> _Aim_:
Only the lines holding the string "Leiterbemessungsstrom" are needed. Copy each one.

> _Data rows_:
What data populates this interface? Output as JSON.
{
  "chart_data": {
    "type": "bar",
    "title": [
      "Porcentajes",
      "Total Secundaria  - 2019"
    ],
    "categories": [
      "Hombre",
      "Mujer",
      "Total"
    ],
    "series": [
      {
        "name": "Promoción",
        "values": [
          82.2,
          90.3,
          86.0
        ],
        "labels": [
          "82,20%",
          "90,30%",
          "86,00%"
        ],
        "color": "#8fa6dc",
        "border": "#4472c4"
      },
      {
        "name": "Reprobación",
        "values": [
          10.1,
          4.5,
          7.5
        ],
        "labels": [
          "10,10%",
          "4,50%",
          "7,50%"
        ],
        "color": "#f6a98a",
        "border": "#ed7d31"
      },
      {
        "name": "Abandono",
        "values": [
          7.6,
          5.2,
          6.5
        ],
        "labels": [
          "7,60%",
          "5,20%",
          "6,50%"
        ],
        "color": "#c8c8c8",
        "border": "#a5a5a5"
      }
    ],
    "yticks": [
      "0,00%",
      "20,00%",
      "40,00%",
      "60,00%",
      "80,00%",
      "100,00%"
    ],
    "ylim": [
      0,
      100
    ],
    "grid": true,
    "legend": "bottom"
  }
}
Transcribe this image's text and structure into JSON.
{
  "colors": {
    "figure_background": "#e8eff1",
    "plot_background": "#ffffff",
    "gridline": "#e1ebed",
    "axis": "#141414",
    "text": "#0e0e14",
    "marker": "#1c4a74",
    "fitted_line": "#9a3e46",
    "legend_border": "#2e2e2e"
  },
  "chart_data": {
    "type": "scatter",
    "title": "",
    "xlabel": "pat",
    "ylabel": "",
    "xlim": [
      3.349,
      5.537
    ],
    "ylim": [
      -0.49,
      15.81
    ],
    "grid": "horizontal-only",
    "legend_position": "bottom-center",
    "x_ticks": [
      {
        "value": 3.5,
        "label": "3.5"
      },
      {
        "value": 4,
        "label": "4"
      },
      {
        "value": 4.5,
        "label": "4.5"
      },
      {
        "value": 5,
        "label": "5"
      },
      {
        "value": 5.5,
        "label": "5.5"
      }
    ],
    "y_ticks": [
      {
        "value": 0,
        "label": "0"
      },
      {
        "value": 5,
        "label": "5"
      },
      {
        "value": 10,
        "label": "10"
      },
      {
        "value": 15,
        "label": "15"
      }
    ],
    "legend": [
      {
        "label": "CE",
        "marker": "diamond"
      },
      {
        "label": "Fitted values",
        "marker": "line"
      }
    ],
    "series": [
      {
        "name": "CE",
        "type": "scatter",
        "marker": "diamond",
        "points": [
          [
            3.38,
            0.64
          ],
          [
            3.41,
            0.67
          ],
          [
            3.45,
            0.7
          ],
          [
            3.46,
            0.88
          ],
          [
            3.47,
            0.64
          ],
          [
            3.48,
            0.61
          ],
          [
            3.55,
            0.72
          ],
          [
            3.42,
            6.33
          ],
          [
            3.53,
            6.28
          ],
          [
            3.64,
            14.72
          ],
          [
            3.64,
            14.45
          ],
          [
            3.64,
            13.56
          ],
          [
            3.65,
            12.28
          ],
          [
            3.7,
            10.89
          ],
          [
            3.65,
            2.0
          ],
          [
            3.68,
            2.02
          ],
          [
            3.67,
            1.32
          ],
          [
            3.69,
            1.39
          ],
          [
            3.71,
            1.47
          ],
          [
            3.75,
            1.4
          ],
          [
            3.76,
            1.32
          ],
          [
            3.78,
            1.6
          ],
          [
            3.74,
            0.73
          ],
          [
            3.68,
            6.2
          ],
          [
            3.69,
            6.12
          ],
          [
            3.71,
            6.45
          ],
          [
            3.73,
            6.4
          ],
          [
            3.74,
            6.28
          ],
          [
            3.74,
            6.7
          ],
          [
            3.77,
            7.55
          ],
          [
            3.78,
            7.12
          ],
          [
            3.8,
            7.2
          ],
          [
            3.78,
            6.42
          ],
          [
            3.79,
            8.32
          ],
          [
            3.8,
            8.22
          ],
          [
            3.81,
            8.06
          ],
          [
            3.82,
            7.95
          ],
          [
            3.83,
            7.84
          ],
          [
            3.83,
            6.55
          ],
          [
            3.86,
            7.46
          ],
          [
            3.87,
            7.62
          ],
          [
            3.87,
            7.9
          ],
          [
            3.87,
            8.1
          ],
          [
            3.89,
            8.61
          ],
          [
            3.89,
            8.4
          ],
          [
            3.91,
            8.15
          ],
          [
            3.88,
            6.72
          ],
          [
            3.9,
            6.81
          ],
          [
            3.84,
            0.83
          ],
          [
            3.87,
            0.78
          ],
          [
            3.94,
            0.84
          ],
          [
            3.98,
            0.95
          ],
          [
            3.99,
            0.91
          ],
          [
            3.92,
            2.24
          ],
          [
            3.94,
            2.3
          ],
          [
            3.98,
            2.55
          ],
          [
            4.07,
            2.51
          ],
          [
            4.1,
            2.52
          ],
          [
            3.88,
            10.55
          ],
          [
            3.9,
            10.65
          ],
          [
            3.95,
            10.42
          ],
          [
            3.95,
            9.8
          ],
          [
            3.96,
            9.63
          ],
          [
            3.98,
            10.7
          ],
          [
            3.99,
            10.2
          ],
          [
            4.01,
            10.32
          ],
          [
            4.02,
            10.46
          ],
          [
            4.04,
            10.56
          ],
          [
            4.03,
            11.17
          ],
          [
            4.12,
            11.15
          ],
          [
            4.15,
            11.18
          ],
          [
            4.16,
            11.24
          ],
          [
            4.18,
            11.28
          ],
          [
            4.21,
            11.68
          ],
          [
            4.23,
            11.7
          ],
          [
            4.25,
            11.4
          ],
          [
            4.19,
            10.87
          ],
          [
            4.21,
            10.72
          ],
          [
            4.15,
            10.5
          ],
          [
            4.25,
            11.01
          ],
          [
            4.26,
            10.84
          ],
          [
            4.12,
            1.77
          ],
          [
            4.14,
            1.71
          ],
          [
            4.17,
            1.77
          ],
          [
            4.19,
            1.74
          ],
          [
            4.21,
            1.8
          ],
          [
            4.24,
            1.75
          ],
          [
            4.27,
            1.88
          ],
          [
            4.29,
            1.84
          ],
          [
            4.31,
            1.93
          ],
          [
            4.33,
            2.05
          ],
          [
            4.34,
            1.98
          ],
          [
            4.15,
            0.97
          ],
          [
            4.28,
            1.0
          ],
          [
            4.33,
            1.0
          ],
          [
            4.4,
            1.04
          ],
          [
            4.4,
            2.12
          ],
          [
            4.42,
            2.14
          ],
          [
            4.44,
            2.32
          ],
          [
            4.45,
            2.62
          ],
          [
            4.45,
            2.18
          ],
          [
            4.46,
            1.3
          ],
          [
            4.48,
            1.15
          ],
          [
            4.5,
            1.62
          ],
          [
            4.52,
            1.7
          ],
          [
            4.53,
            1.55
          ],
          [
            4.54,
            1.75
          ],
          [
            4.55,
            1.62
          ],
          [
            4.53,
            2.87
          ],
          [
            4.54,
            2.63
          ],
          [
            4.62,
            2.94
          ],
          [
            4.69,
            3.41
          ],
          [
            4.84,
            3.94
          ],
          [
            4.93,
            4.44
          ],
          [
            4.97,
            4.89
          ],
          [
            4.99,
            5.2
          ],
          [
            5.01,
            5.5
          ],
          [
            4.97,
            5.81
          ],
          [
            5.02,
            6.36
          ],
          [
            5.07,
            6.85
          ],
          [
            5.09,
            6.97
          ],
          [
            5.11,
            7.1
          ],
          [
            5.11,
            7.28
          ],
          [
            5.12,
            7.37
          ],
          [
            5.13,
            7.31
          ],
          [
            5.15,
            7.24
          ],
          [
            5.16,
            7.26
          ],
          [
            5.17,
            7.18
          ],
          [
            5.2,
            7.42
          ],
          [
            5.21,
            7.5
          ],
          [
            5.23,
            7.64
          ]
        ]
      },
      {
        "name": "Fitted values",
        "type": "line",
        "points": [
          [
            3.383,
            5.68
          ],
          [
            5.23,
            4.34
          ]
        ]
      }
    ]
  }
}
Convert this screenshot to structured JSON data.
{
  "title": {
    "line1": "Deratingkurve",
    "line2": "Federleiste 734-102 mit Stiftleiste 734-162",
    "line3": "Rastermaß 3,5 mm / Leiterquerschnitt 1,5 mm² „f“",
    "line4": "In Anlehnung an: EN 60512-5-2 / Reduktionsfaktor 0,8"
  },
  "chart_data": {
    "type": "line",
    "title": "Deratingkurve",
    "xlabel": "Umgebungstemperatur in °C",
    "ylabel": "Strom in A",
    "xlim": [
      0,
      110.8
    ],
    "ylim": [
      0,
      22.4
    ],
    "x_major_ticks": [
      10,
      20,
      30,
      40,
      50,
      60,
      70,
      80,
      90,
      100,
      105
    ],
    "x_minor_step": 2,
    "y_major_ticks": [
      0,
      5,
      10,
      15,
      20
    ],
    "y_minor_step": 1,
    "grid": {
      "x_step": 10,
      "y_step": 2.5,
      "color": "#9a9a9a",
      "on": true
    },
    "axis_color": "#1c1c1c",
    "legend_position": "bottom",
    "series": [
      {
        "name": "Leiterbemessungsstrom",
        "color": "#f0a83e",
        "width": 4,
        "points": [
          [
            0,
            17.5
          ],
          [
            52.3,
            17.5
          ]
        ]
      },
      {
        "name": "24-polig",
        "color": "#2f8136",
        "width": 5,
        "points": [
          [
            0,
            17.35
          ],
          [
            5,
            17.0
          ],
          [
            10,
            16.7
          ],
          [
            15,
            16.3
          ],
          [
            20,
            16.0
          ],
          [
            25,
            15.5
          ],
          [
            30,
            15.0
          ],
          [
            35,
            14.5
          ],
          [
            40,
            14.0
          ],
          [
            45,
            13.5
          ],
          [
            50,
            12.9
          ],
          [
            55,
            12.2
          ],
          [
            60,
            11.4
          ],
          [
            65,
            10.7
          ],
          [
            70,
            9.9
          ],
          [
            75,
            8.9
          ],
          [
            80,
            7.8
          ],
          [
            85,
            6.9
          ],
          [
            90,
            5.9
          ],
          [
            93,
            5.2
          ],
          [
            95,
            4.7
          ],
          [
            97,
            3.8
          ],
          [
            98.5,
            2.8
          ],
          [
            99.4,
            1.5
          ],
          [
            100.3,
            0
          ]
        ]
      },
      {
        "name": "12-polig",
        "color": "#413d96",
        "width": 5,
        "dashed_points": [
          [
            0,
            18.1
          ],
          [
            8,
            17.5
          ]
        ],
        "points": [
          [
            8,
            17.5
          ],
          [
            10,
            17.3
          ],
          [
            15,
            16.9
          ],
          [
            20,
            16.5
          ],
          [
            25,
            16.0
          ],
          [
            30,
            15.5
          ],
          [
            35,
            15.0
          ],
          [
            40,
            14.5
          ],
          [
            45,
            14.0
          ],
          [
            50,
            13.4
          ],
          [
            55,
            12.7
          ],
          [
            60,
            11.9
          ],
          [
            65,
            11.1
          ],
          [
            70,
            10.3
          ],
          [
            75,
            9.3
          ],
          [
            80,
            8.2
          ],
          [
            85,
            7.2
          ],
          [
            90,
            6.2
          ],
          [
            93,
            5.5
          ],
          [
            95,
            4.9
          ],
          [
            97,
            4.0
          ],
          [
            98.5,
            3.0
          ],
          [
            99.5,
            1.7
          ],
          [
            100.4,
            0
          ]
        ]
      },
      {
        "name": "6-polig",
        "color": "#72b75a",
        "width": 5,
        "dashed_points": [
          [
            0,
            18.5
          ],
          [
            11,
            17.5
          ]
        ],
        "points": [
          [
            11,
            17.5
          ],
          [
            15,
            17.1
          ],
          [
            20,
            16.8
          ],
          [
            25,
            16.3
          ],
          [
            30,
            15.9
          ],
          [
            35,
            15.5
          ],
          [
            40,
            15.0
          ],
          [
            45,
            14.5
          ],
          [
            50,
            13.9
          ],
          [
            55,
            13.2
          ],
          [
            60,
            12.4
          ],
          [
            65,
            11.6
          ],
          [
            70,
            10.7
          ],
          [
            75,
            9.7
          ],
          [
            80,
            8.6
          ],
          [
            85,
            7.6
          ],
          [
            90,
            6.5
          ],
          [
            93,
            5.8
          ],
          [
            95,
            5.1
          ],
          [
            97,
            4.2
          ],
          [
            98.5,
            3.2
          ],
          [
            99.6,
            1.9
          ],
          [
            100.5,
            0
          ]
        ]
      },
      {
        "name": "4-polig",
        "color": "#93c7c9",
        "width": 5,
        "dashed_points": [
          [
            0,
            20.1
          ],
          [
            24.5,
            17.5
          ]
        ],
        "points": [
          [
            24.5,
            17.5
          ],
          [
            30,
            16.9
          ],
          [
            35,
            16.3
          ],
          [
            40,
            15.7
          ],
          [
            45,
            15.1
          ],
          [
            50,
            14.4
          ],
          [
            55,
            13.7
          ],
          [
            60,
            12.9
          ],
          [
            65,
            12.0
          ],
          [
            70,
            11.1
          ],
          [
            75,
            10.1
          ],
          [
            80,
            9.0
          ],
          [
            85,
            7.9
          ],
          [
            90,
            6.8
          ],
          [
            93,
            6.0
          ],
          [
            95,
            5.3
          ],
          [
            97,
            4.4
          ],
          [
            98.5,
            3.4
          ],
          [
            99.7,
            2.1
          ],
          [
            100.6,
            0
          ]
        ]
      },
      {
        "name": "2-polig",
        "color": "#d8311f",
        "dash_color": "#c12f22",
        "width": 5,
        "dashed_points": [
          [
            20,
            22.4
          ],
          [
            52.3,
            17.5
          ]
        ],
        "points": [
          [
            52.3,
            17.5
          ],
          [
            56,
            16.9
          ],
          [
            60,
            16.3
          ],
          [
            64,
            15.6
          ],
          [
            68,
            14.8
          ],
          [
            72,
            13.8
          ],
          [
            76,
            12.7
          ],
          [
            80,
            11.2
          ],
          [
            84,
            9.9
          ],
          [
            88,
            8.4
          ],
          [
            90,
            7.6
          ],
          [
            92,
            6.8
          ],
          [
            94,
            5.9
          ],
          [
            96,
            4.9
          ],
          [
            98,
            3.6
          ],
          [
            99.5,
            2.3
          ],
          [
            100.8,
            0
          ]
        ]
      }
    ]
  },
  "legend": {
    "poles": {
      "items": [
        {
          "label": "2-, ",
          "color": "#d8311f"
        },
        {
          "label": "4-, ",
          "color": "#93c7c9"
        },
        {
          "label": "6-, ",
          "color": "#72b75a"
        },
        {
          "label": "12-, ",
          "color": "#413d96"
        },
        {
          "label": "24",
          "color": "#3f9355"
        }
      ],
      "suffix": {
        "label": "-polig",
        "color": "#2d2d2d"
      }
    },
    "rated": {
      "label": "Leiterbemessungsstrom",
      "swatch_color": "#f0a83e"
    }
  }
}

> _Result of this task_:
        "name": "Leiterbemessungsstrom",
      "label": "Leiterbemessungsstrom",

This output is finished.